▶ _What to work on_
Reproduce the listing below word for word, with no pictures.

▶ _Stored data entries_
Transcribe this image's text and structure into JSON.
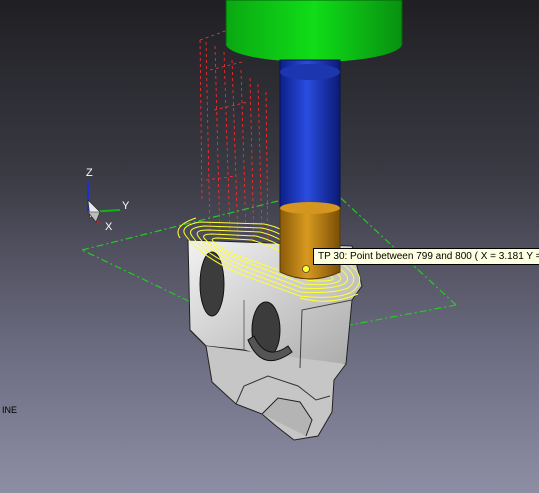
{
  "viewport": {
    "axis_triad": {
      "z_label": "Z",
      "y_label": "Y",
      "x_label": "X"
    },
    "tooltip": {
      "text": "TP 30: Point between 799 and 800 ( X = 3.181  Y = 11.3"
    },
    "mode_label": "INE"
  },
  "colors": {
    "spindle_holder": "#00cc10",
    "tool_shank": "#1538c8",
    "tool_flute": "#c08818",
    "toolpath_cut": "#ffff33",
    "toolpath_rapid": "#ff3030",
    "stock_boundary": "#22cc22",
    "part_body": "#d8d8d8"
  },
  "icons": [
    "axis-triad-icon",
    "toolpath-point-marker-icon"
  ]
}
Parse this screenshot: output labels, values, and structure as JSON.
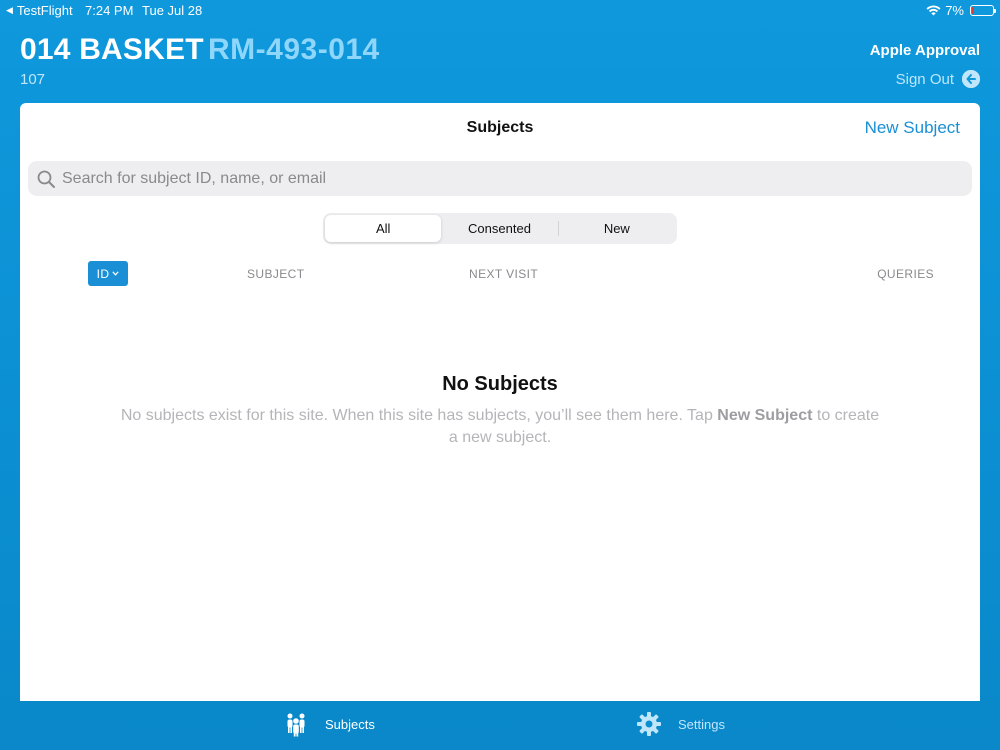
{
  "status_bar": {
    "back_app": "TestFlight",
    "time": "7:24 PM",
    "date": "Tue Jul 28",
    "battery": "7%",
    "battery_level": 0.07
  },
  "header": {
    "site_name": "014 BASKET",
    "site_code": "RM-493-014",
    "site_number": "107",
    "account_name": "Apple Approval",
    "sign_out_label": "Sign Out"
  },
  "main": {
    "title": "Subjects",
    "new_subject_label": "New Subject",
    "search": {
      "placeholder": "Search for subject ID, name, or email",
      "value": ""
    },
    "filter_tabs": [
      {
        "label": "All",
        "selected": true
      },
      {
        "label": "Consented",
        "selected": false
      },
      {
        "label": "New",
        "selected": false
      }
    ],
    "columns": {
      "sort_label": "ID",
      "subject": "SUBJECT",
      "next_visit": "NEXT VISIT",
      "queries": "QUERIES"
    },
    "empty_state": {
      "title": "No Subjects",
      "message_before": "No subjects exist for this site. When this site has subjects, you’ll see them here. Tap ",
      "message_bold": "New Subject",
      "message_after": " to create a new subject."
    }
  },
  "tab_bar": {
    "items": [
      {
        "label": "Subjects",
        "icon": "people-icon",
        "active": true
      },
      {
        "label": "Settings",
        "icon": "gear-icon",
        "active": false
      }
    ]
  },
  "colors": {
    "accent": "#1a8fd6",
    "background": "#0f98dc",
    "site_code": "#8fd6fb"
  }
}
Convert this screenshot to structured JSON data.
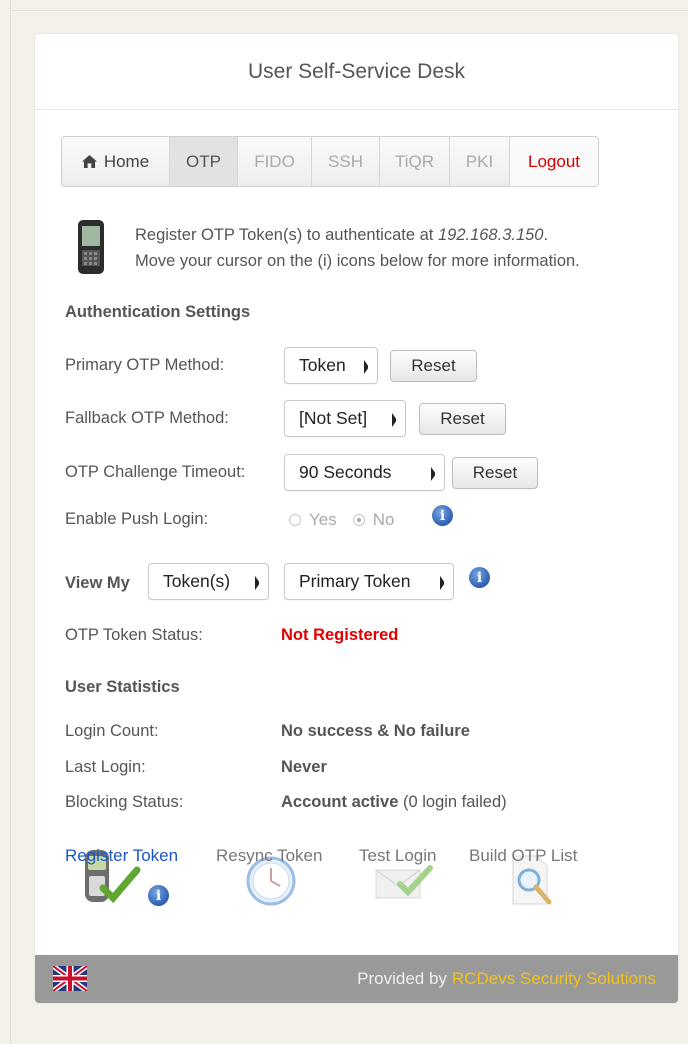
{
  "header": {
    "title": "User Self-Service Desk"
  },
  "nav": {
    "home": "Home",
    "otp": "OTP",
    "fido": "FIDO",
    "ssh": "SSH",
    "tiqr": "TiQR",
    "pki": "PKI",
    "logout": "Logout"
  },
  "intro": {
    "line1_prefix": "Register OTP Token(s) to authenticate at ",
    "host": "192.168.3.150",
    "line1_suffix": ".",
    "line2": "Move your cursor on the (i) icons below for more information."
  },
  "auth_settings": {
    "heading": "Authentication Settings",
    "primary_label": "Primary OTP Method:",
    "primary_value": "Token",
    "fallback_label": "Fallback OTP Method:",
    "fallback_value": "[Not Set]",
    "timeout_label": "OTP Challenge Timeout:",
    "timeout_value": "90 Seconds",
    "reset_label": "Reset",
    "push_label": "Enable Push Login:",
    "push_yes": "Yes",
    "push_no": "No",
    "push_selected": "No"
  },
  "view": {
    "label": "View My",
    "select1": "Token(s)",
    "select2": "Primary Token"
  },
  "token_status": {
    "label": "OTP Token Status:",
    "value": "Not Registered"
  },
  "stats": {
    "heading": "User Statistics",
    "login_count_label": "Login Count:",
    "login_count_value": "No success & No failure",
    "last_login_label": "Last Login:",
    "last_login_value": "Never",
    "blocking_label": "Blocking Status:",
    "blocking_value": "Account active",
    "blocking_note": "(0 login failed)"
  },
  "actions": {
    "register": "Register Token",
    "resync": "Resync Token",
    "test": "Test Login",
    "build": "Build OTP List"
  },
  "footer": {
    "prefix": "Provided by",
    "brand": "RCDevs Security Solutions"
  },
  "colors": {
    "accent_link": "#1a56c8",
    "error": "#e00000",
    "logout": "#d40000",
    "brand": "#f2c21b"
  },
  "icons": [
    "home-icon",
    "phone-token-icon",
    "info-icon",
    "clock-icon",
    "envelope-check-icon",
    "document-search-icon",
    "uk-flag-icon"
  ]
}
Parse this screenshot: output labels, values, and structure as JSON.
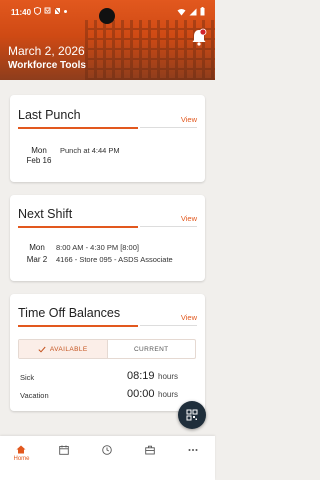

▶ _Expected answer_
Transcribe this image's text and structure into JSON.
{
  "viewport": {
    "axis_triad": {
      "z_label": "Z",
      "y_label": "Y",
      "x_label": "X"
    },
    "tooltip": {
      "text": "TP 30: Point between 799 and 800 ( X = 3.181  Y = 11.3"
    },
    "mode_label": "INE"
  },
  "colors": {
    "spindle_holder": "#00cc10",
    "tool_shank": "#1538c8",
    "tool_flute": "#c08818",
    "toolpath_cut": "#ffff33",
    "toolpath_rapid": "#ff3030",
    "stock_boundary": "#22cc22",
    "part_body": "#d8d8d8"
  },
  "icons": [
    "axis-triad-icon",
    "toolpath-point-marker-icon"
  ]
}
Parse this screenshot: output labels, values, and structure as JSON.
{
  "status_bar": {
    "back_app": "TestFlight",
    "time": "7:24 PM",
    "date": "Tue Jul 28",
    "battery": "7%",
    "battery_level": 0.07
  },
  "header": {
    "site_name": "014 BASKET",
    "site_code": "RM-493-014",
    "site_number": "107",
    "account_name": "Apple Approval",
    "sign_out_label": "Sign Out"
  },
  "main": {
    "title": "Subjects",
    "new_subject_label": "New Subject",
    "search": {
      "placeholder": "Search for subject ID, name, or email",
      "value": ""
    },
    "filter_tabs": [
      {
        "label": "All",
        "selected": true
      },
      {
        "label": "Consented",
        "selected": false
      },
      {
        "label": "New",
        "selected": false
      }
    ],
    "columns": {
      "sort_label": "ID",
      "subject": "SUBJECT",
      "next_visit": "NEXT VISIT",
      "queries": "QUERIES"
    },
    "empty_state": {
      "title": "No Subjects",
      "message_before": "No subjects exist for this site. When this site has subjects, you’ll see them here. Tap ",
      "message_bold": "New Subject",
      "message_after": " to create a new subject."
    }
  },
  "tab_bar": {
    "items": [
      {
        "label": "Subjects",
        "icon": "people-icon",
        "active": true
      },
      {
        "label": "Settings",
        "icon": "gear-icon",
        "active": false
      }
    ]
  },
  "colors": {
    "accent": "#1a8fd6",
    "background": "#0f98dc",
    "site_code": "#8fd6fb"
  }
}
Convert this screenshot to structured JSON data.
{
  "header": {
    "title": "User Self-Service Desk"
  },
  "nav": {
    "home": "Home",
    "otp": "OTP",
    "fido": "FIDO",
    "ssh": "SSH",
    "tiqr": "TiQR",
    "pki": "PKI",
    "logout": "Logout"
  },
  "intro": {
    "line1_prefix": "Register OTP Token(s) to authenticate at ",
    "host": "192.168.3.150",
    "line1_suffix": ".",
    "line2": "Move your cursor on the (i) icons below for more information."
  },
  "auth_settings": {
    "heading": "Authentication Settings",
    "primary_label": "Primary OTP Method:",
    "primary_value": "Token",
    "fallback_label": "Fallback OTP Method:",
    "fallback_value": "[Not Set]",
    "timeout_label": "OTP Challenge Timeout:",
    "timeout_value": "90 Seconds",
    "reset_label": "Reset",
    "push_label": "Enable Push Login:",
    "push_yes": "Yes",
    "push_no": "No",
    "push_selected": "No"
  },
  "view": {
    "label": "View My",
    "select1": "Token(s)",
    "select2": "Primary Token"
  },
  "token_status": {
    "label": "OTP Token Status:",
    "value": "Not Registered"
  },
  "stats": {
    "heading": "User Statistics",
    "login_count_label": "Login Count:",
    "login_count_value": "No success & No failure",
    "last_login_label": "Last Login:",
    "last_login_value": "Never",
    "blocking_label": "Blocking Status:",
    "blocking_value": "Account active",
    "blocking_note": "(0 login failed)"
  },
  "actions": {
    "register": "Register Token",
    "resync": "Resync Token",
    "test": "Test Login",
    "build": "Build OTP List"
  },
  "footer": {
    "prefix": "Provided by",
    "brand": "RCDevs Security Solutions"
  },
  "colors": {
    "accent_link": "#1a56c8",
    "error": "#e00000",
    "logout": "#d40000",
    "brand": "#f2c21b"
  },
  "icons": [
    "home-icon",
    "phone-token-icon",
    "info-icon",
    "clock-icon",
    "envelope-check-icon",
    "document-search-icon",
    "uk-flag-icon"
  ]
}
Parse this screenshot: output labels, values, and structure as JSON.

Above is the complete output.